Data items:
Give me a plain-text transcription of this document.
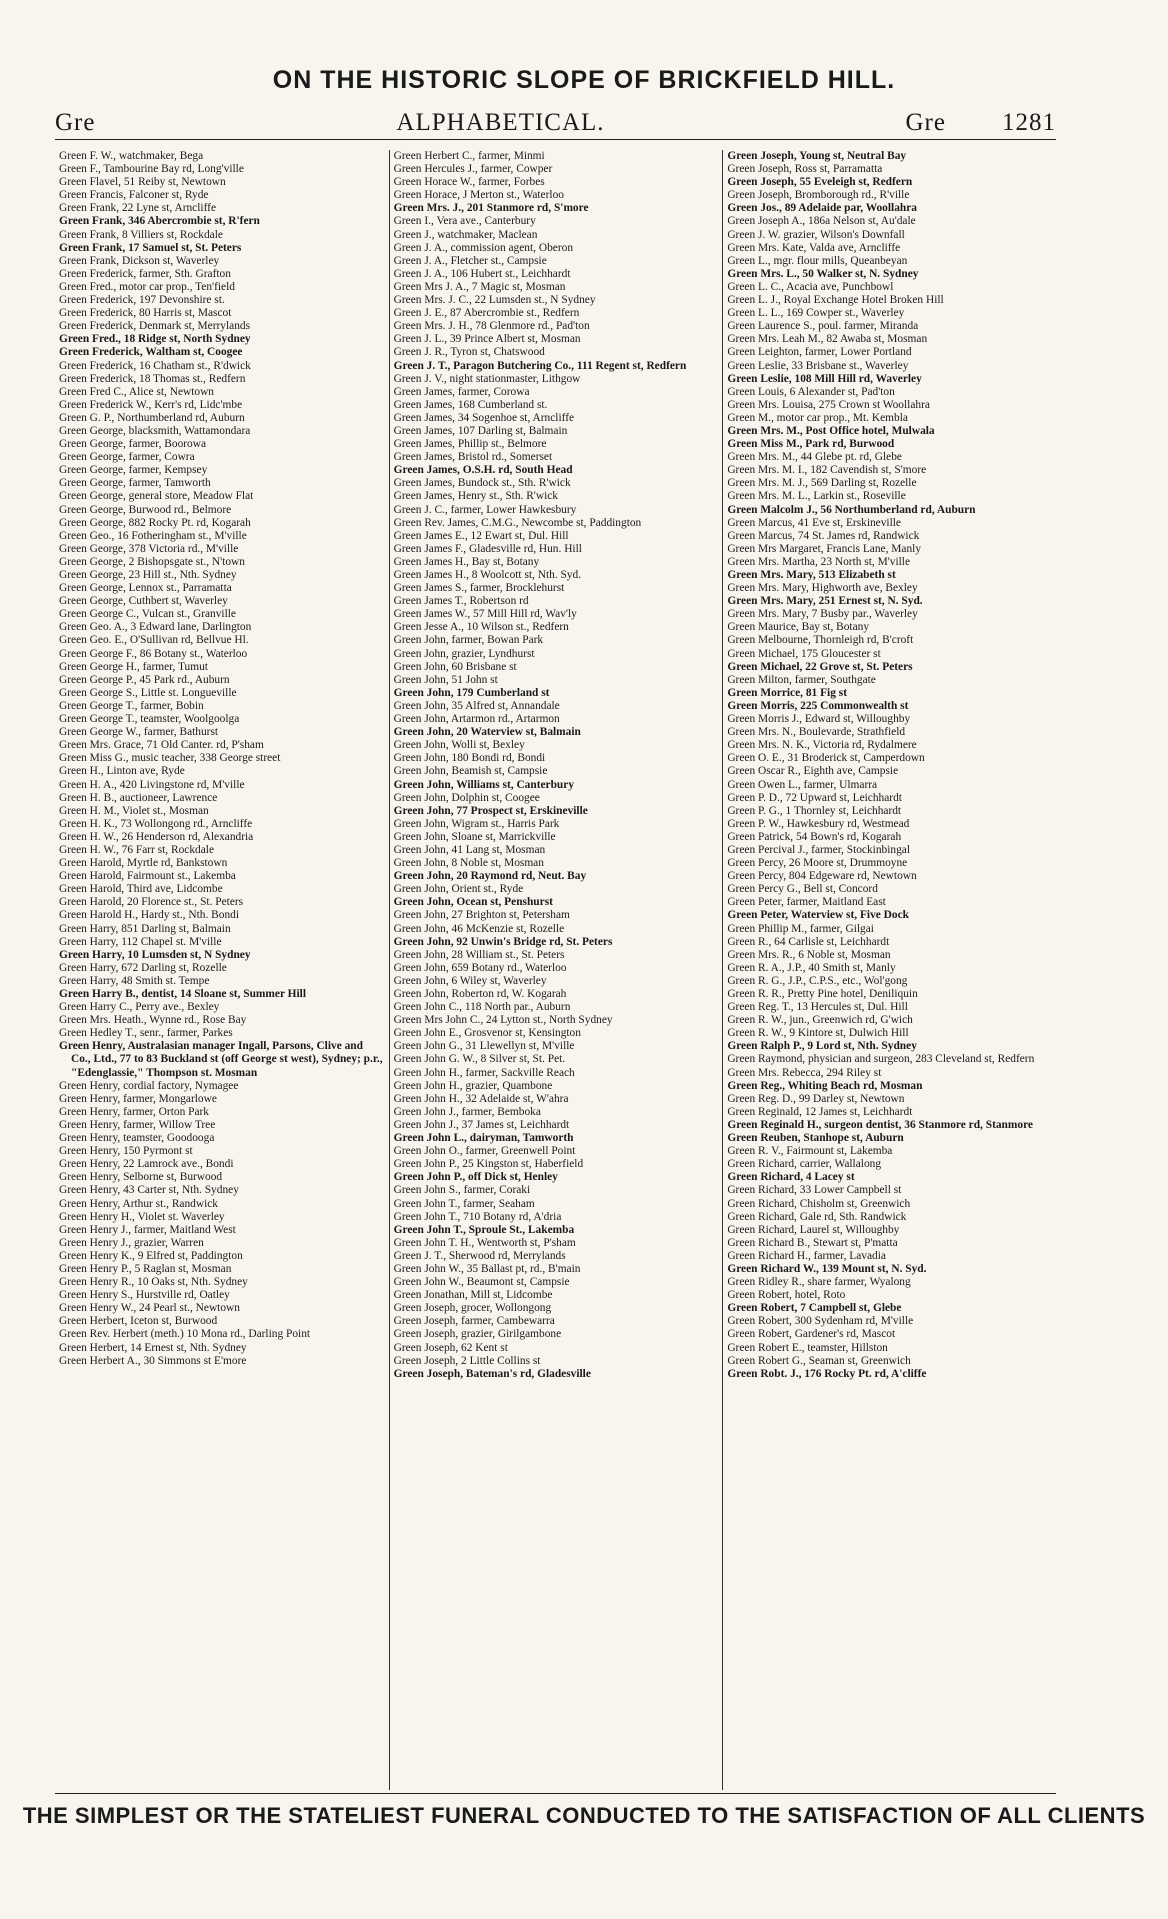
ON THE HISTORIC SLOPE OF BRICKFIELD HILL.
Gre	ALPHABETICAL.	Gre 1281
Green F. W., watchmaker, Bega
Green F., Tambourine Bay rd, Long'ville
Green Flavel, 51 Reiby st, Newtown
Green Francis, Falconer st, Ryde
Green Frank, 22 Lyne st, Arncliffe
Green Frank, 346 Abercrombie st, R'fern
Green Frank, 8 Villiers st, Rockdale
Green Frank, 17 Samuel st, St. Peters
Green Frank, Dickson st, Waverley
Green Frederick, farmer, Sth. Grafton
Green Fred., motor car prop., Ten'field
Green Frederick, 197 Devonshire st.
Green Frederick, 80 Harris st, Mascot
Green Frederick, Denmark st, Merrylands
Green Fred., 18 Ridge st, North Sydney
Green Frederick, Waltham st, Coogee
Green Frederick, 16 Chatham st., R'dwick
Green Frederick, 18 Thomas st., Redfern
Green Fred C., Alice st, Newtown
Green Frederick W., Kerr's rd, Lidc'mbe
Green G. P., Northumberland rd, Auburn
Green George, blacksmith, Wattamondara
Green George, farmer, Boorowa
Green George, farmer, Cowra
Green George, farmer, Kempsey
Green George, farmer, Tamworth
Green George, general store, Meadow Flat
Green George, Burwood rd., Belmore
Green George, 882 Rocky Pt. rd, Kogarah
Green Geo., 16 Fotheringham st., M'ville
Green George, 378 Victoria rd., M'ville
Green George, 2 Bishopsgate st., N'town
Green George, 23 Hill st., Nth. Sydney
Green George, Lennox st., Parramatta
Green George, Cuthbert st, Waverley
Green George C., Vulcan st., Granville
Green Geo. A., 3 Edward lane, Darlington
Green Geo. E., O'Sullivan rd, Bellvue Hl.
Green George F., 86 Botany st., Waterloo
Green George H., farmer, Tumut
Green George P., 45 Park rd., Auburn
Green George S., Little st. Longueville
Green George T., farmer, Bobin
Green George T., teamster, Woolgoolga
Green George W., farmer, Bathurst
Green Mrs. Grace, 71 Old Canter. rd, P'sham
Green Miss G., music teacher, 338 George street
Green H., Linton ave, Ryde
Green H. A., 420 Livingstone rd, M'ville
Green H. B., auctioneer, Lawrence
Green H. M., Violet st., Mosman
Green H. K., 73 Wollongong rd., Arncliffe
Green H. W., 26 Henderson rd, Alexandria
Green H. W., 76 Farr st, Rockdale
Green Harold, Myrtle rd, Bankstown
Green Harold, Fairmount st., Lakemba
Green Harold, Third ave, Lidcombe
Green Harold, 20 Florence st., St. Peters
Green Harold H., Hardy st., Nth. Bondi
Green Harry, 851 Darling st, Balmain
Green Harry, 112 Chapel st. M'ville
Green Harry, 10 Lumsden st, N Sydney
Green Harry, 672 Darling st, Rozelle
Green Harry, 48 Smith st. Tempe
Green Harry B., dentist, 14 Sloane st, Summer Hill
Green Harry C., Perry ave., Bexley
Green Mrs. Heath., Wynne rd., Rose Bay
Green Hedley T., senr., farmer, Parkes
Green Henry, Australasian manager Ingall, Parsons, Clive and Co., Ltd., 77 to 83 Buckland st (off George st west), Sydney; p.r., "Edenglassie," Thompson st. Mosman
Green Henry, cordial factory, Nymagee
Green Henry, farmer, Mongarlowe
Green Henry, farmer, Orton Park
Green Henry, farmer, Willow Tree
Green Henry, teamster, Goodooga
Green Henry, 150 Pyrmont st
Green Henry, 22 Lamrock ave., Bondi
Green Henry, Selborne st, Burwood
Green Henry, 43 Carter st, Nth. Sydney
Green Henry, Arthur st., Randwick
Green Henry H., Violet st. Waverley
Green Henry J., farmer, Maitland West
Green Henry J., grazier, Warren
Green Henry K., 9 Elfred st, Paddington
Green Henry P., 5 Raglan st, Mosman
Green Henry R., 10 Oaks st, Nth. Sydney
Green Henry S., Hurstville rd, Oatley
Green Henry W., 24 Pearl st., Newtown
Green Herbert, Iceton st, Burwood
Green Rev. Herbert (meth.) 10 Mona rd., Darling Point
Green Herbert, 14 Ernest st, Nth. Sydney
Green Herbert A., 30 Simmons st E'more
Green Herbert C., farmer, Minmi
Green Hercules J., farmer, Cowper
Green Horace W., farmer, Forbes
Green Horace, J Merton st., Waterloo
Green Mrs. J., 201 Stanmore rd, S'more
Green I., Vera ave., Canterbury
Green J., watchmaker, Maclean
Green J. A., commission agent, Oberon
Green J. A., Fletcher st., Campsie
Green J. A., 106 Hubert st., Leichhardt
Green Mrs J. A., 7 Magic st, Mosman
Green Mrs. J. C., 22 Lumsden st., N Sydney
Green J. E., 87 Abercrombie st., Redfern
Green Mrs. J. H., 78 Glenmore rd., Pad'ton
Green J. L., 39 Prince Albert st, Mosman
Green J. R., Tyron st, Chatswood
Green J. T., Paragon Butchering Co., 111 Regent st, Redfern
Green J. V., night stationmaster, Lithgow
Green James, farmer, Corowa
Green James, 168 Cumberland st.
Green James, 34 Sogenhoe st, Arncliffe
Green James, 107 Darling st, Balmain
Green James, Phillip st., Belmore
Green James, Bristol rd., Somerset
Green James, O.S.H. rd, South Head
Green James, Bundock st., Sth. R'wick
Green James, Henry st., Sth. R'wick
Green J. C., farmer, Lower Hawkesbury
Green Rev. James, C.M.G., Newcombe st, Paddington
Green James E., 12 Ewart st, Dul. Hill
Green James F., Gladesville rd, Hun. Hill
Green James H., Bay st, Botany
Green James H., 8 Woolcott st, Nth. Syd.
Green James S., farmer, Brocklehurst
Green James T., Robertson rd
Green James W., 57 Mill Hill rd, Wav'ly
Green Jesse A., 10 Wilson st., Redfern
Green John, farmer, Bowan Park
Green John, grazier, Lyndhurst
Green John, 60 Brisbane st
Green John, 51 John st
Green John, 179 Cumberland st
Green John, 35 Alfred st, Annandale
Green John, Artarmon rd., Artarmon
Green John, 20 Waterview st, Balmain
Green John, Wolli st, Bexley
Green John, 180 Bondi rd, Bondi
Green John, Beamish st, Campsie
Green John, Williams st, Canterbury
Green John, Dolphin st, Coogee
Green John, 77 Prospect st, Erskineville
Green John, Wigram st., Harris Park
Green John, Sloane st, Marrickville
Green John, 41 Lang st, Mosman
Green John, 8 Noble st, Mosman
Green John, 20 Raymond rd, Neut. Bay
Green John, Orient st., Ryde
Green John, Ocean st, Penshurst
Green John, 27 Brighton st, Petersham
Green John, 46 McKenzie st, Rozelle
Green John, 92 Unwin's Bridge rd, St. Peters
Green John, 28 William st., St. Peters
Green John, 659 Botany rd., Waterloo
Green John, 6 Wiley st, Waverley
Green John, Roberton rd, W. Kogarah
Green John C., 118 North par., Auburn
Green Mrs John C., 24 Lytton st., North Sydney
Green John E., Grosvenor st, Kensington
Green John G., 31 Llewellyn st, M'ville
Green John G. W., 8 Silver st, St. Pet.
Green John H., farmer, Sackville Reach
Green John H., grazier, Quambone
Green John H., 32 Adelaide st, W'ahra
Green John J., farmer, Bemboka
Green John J., 37 James st, Leichhardt
Green John L., dairyman, Tamworth
Green John O., farmer, Greenwell Point
Green John P., 25 Kingston st, Haberfield
Green John P., off Dick st, Henley
Green John S., farmer, Coraki
Green John T., farmer, Seaham
Green John T., 710 Botany rd, A'dria
Green John T., Sproule St., Lakemba
Green John T. H., Wentworth st, P'sham
Green J. T., Sherwood rd, Merrylands
Green John W., 35 Ballast pt, rd., B'main
Green John W., Beaumont st, Campsie
Green Jonathan, Mill st, Lidcombe
Green Joseph, grocer, Wollongong
Green Joseph, farmer, Cambewarra
Green Joseph, grazier, Girilgambone
Green Joseph, 62 Kent st
Green Joseph, 2 Little Collins st
Green Joseph, Bateman's rd, Gladesville
Green Joseph, Young st, Neutral Bay
Green Joseph, Ross st, Parramatta
Green Joseph, 55 Eveleigh st, Redfern
Green Joseph, Bromborough rd., R'ville
Green Jos., 89 Adelaide par, Woollahra
Green Joseph A., 186a Nelson st, Au'dale
Green J. W. grazier, Wilson's Downfall
Green Mrs. Kate, Valda ave, Arncliffe
Green L., mgr. flour mills, Queanbeyan
Green Mrs. L., 50 Walker st, N. Sydney
Green L. C., Acacia ave, Punchbowl
Green L. J., Royal Exchange Hotel Broken Hill
Green L. L., 169 Cowper st., Waverley
Green Laurence S., poul. farmer, Miranda
Green Mrs. Leah M., 82 Awaba st, Mosman
Green Leighton, farmer, Lower Portland
Green Leslie, 33 Brisbane st., Waverley
Green Leslie, 108 Mill Hill rd, Waverley
Green Louis, 6 Alexander st, Pad'ton
Green Mrs. Louisa, 275 Crown st Woollahra
Green M., motor car prop., Mt. Kembla
Green Mrs. M., Post Office hotel, Mulwala
Green Miss M., Park rd, Burwood
Green Mrs. M., 44 Glebe pt. rd, Glebe
Green Mrs. M. I., 182 Cavendish st, S'more
Green Mrs. M. J., 569 Darling st, Rozelle
Green Mrs. M. L., Larkin st., Roseville
Green Malcolm J., 56 Northumberland rd, Auburn
Green Marcus, 41 Eve st, Erskineville
Green Marcus, 74 St. James rd, Randwick
Green Mrs Margaret, Francis Lane, Manly
Green Mrs. Martha, 23 North st, M'ville
Green Mrs. Mary, 513 Elizabeth st
Green Mrs. Mary, Highworth ave, Bexley
Green Mrs. Mary, 251 Ernest st, N. Syd.
Green Mrs. Mary, 7 Busby par., Waverley
Green Maurice, Bay st, Botany
Green Melbourne, Thornleigh rd, B'croft
Green Michael, 175 Gloucester st
Green Michael, 22 Grove st, St. Peters
Green Milton, farmer, Southgate
Green Morrice, 81 Fig st
Green Morris, 225 Commonwealth st
Green Morris J., Edward st, Willoughby
Green Mrs. N., Boulevarde, Strathfield
Green Mrs. N. K., Victoria rd, Rydalmere
Green O. E., 31 Broderick st, Camperdown
Green Oscar R., Eighth ave, Campsie
Green Owen L., farmer, Ulmarra
Green P. D., 72 Upward st, Leichhardt
Green P. G., 1 Thornley st, Leichhardt
Green P. W., Hawkesbury rd, Westmead
Green Patrick, 54 Bown's rd, Kogarah
Green Percival J., farmer, Stockinbingal
Green Percy, 26 Moore st, Drummoyne
Green Percy, 804 Edgeware rd, Newtown
Green Percy G., Bell st, Concord
Green Peter, farmer, Maitland East
Green Peter, Waterview st, Five Dock
Green Phillip M., farmer, Gilgai
Green R., 64 Carlisle st, Leichhardt
Green Mrs. R., 6 Noble st, Mosman
Green R. A., J.P., 40 Smith st, Manly
Green R. G., J.P., C.P.S., etc., Wol'gong
Green R. R., Pretty Pine hotel, Deniliquin
Green Reg. T., 13 Hercules st, Dul. Hill
Green R. W., jun., Greenwich rd, G'wich
Green R. W., 9 Kintore st, Dulwich Hill
Green Ralph P., 9 Lord st, Nth. Sydney
Green Raymond, physician and surgeon, 283 Cleveland st, Redfern
Green Mrs. Rebecca, 294 Riley st
Green Reg., Whiting Beach rd, Mosman
Green Reg. D., 99 Darley st, Newtown
Green Reginald, 12 James st, Leichhardt
Green Reginald H., surgeon dentist, 36 Stanmore rd, Stanmore
Green Reuben, Stanhope st, Auburn
Green R. V., Fairmount st, Lakemba
Green Richard, carrier, Wallalong
Green Richard, 4 Lacey st
Green Richard, 33 Lower Campbell st
Green Richard, Chisholm st, Greenwich
Green Richard, Gale rd, Sth. Randwick
Green Richard, Laurel st, Willoughby
Green Richard B., Stewart st, P'matta
Green Richard H., farmer, Lavadia
Green Richard W., 139 Mount st, N. Syd.
Green Ridley R., share farmer, Wyalong
Green Robert, hotel, Roto
Green Robert, 7 Campbell st, Glebe
Green Robert, 300 Sydenham rd, M'ville
Green Robert, Gardener's rd, Mascot
Green Robert E., teamster, Hillston
Green Robert G., Seaman st, Greenwich
Green Robt. J., 176 Rocky Pt. rd, A'cliffe
THE SIMPLEST OR THE STATELIEST FUNERAL CONDUCTED TO THE SATISFACTION OF ALL CLIENTS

**EXERCISE REQUIREMENTS:** Copy every line from the entries that contains the word "Waterview".

**ANSWER TO THE EXERCISE:**
Green John, 20 Waterview st, Balmain
Green Peter, Waterview st, Five Dock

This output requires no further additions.